## SET EXERCISE:
Without the pictures, copy the entries below word for word.

━━━━━━

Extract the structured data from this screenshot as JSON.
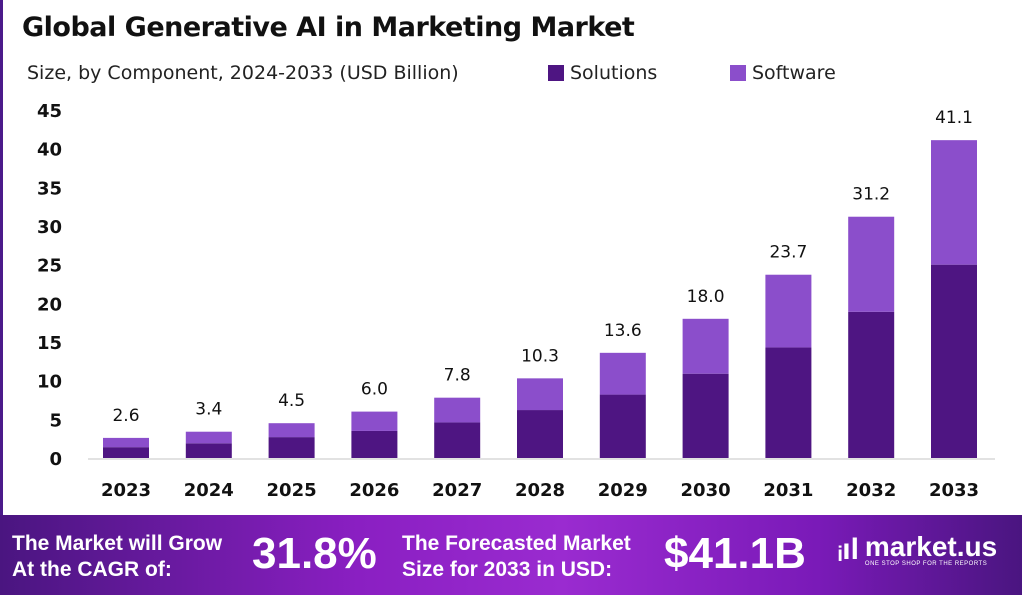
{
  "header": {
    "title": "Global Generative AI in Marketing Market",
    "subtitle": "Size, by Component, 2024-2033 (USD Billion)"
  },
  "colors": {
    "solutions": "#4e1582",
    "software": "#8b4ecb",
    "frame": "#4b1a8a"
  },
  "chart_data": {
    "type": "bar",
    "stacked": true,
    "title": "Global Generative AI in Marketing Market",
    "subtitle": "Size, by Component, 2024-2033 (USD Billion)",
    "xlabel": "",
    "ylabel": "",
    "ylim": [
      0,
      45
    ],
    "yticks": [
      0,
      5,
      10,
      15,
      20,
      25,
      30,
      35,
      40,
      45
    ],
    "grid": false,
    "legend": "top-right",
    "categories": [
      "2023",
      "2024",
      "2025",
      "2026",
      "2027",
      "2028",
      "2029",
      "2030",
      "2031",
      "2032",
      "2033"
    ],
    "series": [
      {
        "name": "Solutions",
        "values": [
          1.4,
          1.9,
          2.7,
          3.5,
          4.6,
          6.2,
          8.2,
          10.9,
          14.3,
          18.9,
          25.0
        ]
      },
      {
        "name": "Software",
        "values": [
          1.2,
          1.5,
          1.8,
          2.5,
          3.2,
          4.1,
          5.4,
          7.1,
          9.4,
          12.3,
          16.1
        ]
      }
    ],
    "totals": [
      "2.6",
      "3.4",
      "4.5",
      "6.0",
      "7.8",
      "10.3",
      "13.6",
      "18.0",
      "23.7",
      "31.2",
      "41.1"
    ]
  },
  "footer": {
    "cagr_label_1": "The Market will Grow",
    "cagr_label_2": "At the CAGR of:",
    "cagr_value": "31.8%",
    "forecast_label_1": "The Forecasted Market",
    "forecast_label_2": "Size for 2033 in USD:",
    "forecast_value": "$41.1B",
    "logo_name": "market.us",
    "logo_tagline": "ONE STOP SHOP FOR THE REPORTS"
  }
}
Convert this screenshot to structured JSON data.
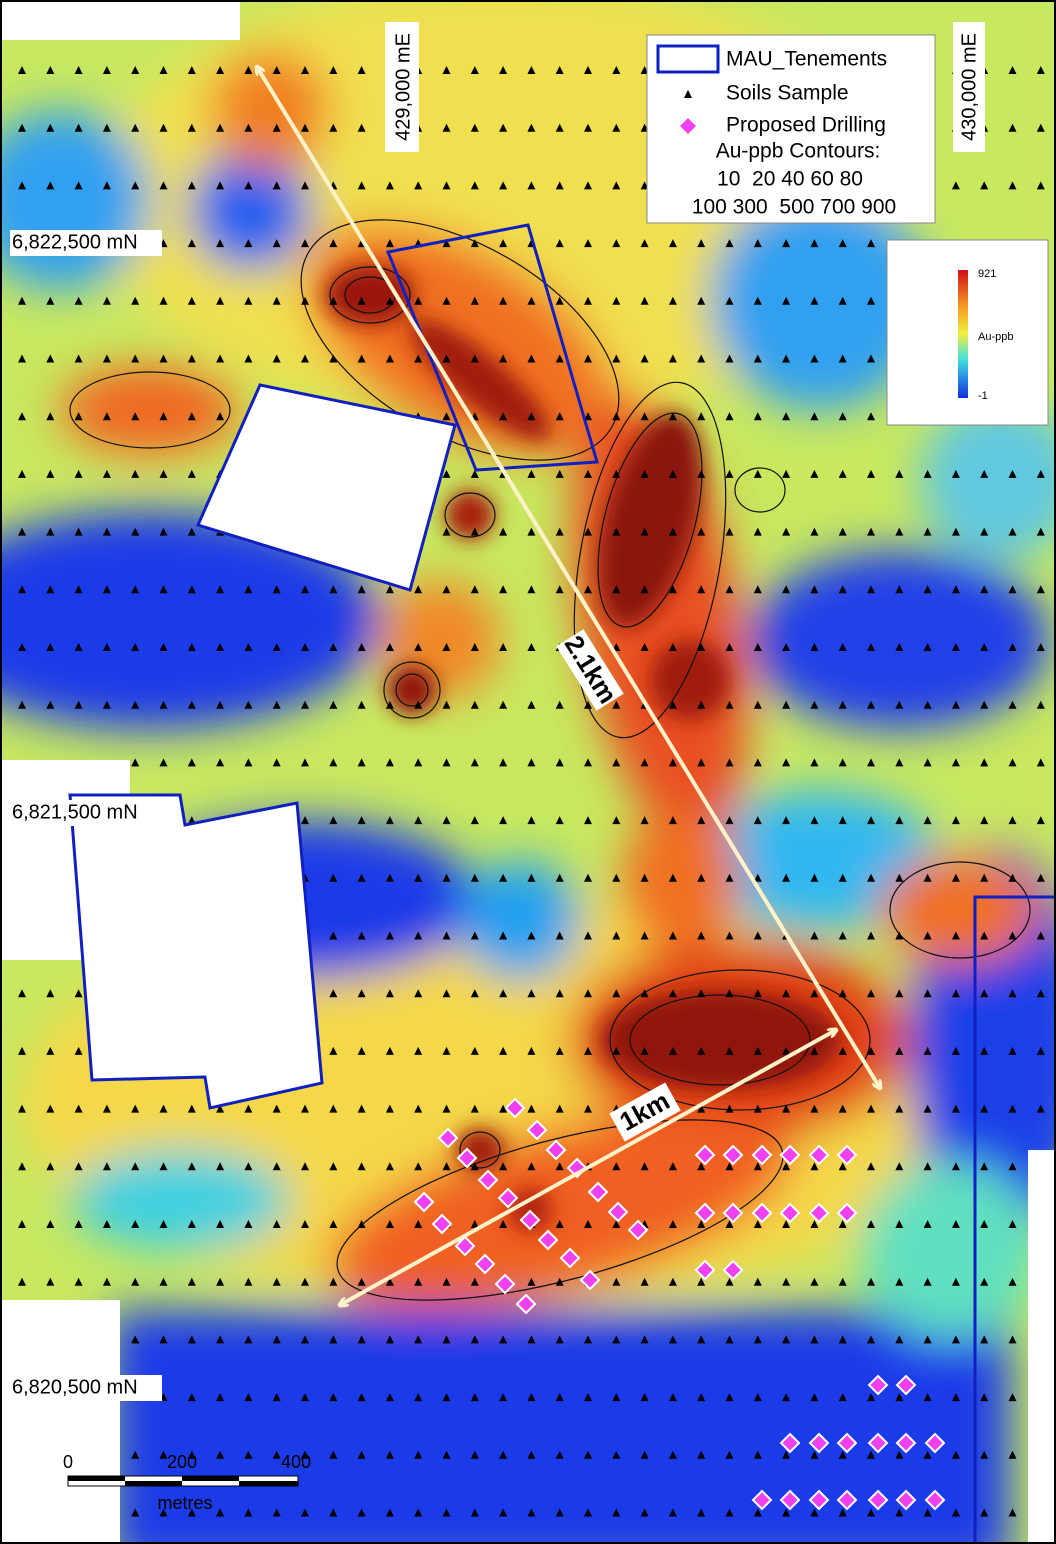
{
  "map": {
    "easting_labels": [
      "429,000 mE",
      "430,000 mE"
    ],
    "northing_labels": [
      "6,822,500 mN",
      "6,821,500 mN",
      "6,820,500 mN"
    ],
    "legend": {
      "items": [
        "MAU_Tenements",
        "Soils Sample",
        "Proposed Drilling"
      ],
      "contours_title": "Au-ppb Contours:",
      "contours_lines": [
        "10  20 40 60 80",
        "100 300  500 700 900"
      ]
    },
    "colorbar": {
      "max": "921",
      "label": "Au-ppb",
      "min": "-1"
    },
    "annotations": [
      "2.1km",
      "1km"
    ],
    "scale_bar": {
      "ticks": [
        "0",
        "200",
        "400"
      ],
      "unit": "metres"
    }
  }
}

━━━━━━

## CORRECT RESULT:
Extract the structured data from this screenshot as JSON.
{
  "header": {
    "title": "Global Generative AI in Marketing Market",
    "subtitle": "Size, by Component, 2024-2033 (USD Billion)"
  },
  "colors": {
    "solutions": "#4e1582",
    "software": "#8b4ecb",
    "frame": "#4b1a8a"
  },
  "chart_data": {
    "type": "bar",
    "stacked": true,
    "title": "Global Generative AI in Marketing Market",
    "subtitle": "Size, by Component, 2024-2033 (USD Billion)",
    "xlabel": "",
    "ylabel": "",
    "ylim": [
      0,
      45
    ],
    "yticks": [
      0,
      5,
      10,
      15,
      20,
      25,
      30,
      35,
      40,
      45
    ],
    "grid": false,
    "legend": "top-right",
    "categories": [
      "2023",
      "2024",
      "2025",
      "2026",
      "2027",
      "2028",
      "2029",
      "2030",
      "2031",
      "2032",
      "2033"
    ],
    "series": [
      {
        "name": "Solutions",
        "values": [
          1.4,
          1.9,
          2.7,
          3.5,
          4.6,
          6.2,
          8.2,
          10.9,
          14.3,
          18.9,
          25.0
        ]
      },
      {
        "name": "Software",
        "values": [
          1.2,
          1.5,
          1.8,
          2.5,
          3.2,
          4.1,
          5.4,
          7.1,
          9.4,
          12.3,
          16.1
        ]
      }
    ],
    "totals": [
      "2.6",
      "3.4",
      "4.5",
      "6.0",
      "7.8",
      "10.3",
      "13.6",
      "18.0",
      "23.7",
      "31.2",
      "41.1"
    ]
  },
  "footer": {
    "cagr_label_1": "The Market will Grow",
    "cagr_label_2": "At the CAGR of:",
    "cagr_value": "31.8%",
    "forecast_label_1": "The Forecasted Market",
    "forecast_label_2": "Size for 2033 in USD:",
    "forecast_value": "$41.1B",
    "logo_name": "market.us",
    "logo_tagline": "ONE STOP SHOP FOR THE REPORTS"
  }
}
Convert this screenshot to structured JSON data.
{
  "map": {
    "easting_labels": [
      "429,000 mE",
      "430,000 mE"
    ],
    "northing_labels": [
      "6,822,500 mN",
      "6,821,500 mN",
      "6,820,500 mN"
    ],
    "legend": {
      "items": [
        "MAU_Tenements",
        "Soils Sample",
        "Proposed Drilling"
      ],
      "contours_title": "Au-ppb Contours:",
      "contours_lines": [
        "10  20 40 60 80",
        "100 300  500 700 900"
      ]
    },
    "colorbar": {
      "max": "921",
      "label": "Au-ppb",
      "min": "-1"
    },
    "annotations": [
      "2.1km",
      "1km"
    ],
    "scale_bar": {
      "ticks": [
        "0",
        "200",
        "400"
      ],
      "unit": "metres"
    }
  }
}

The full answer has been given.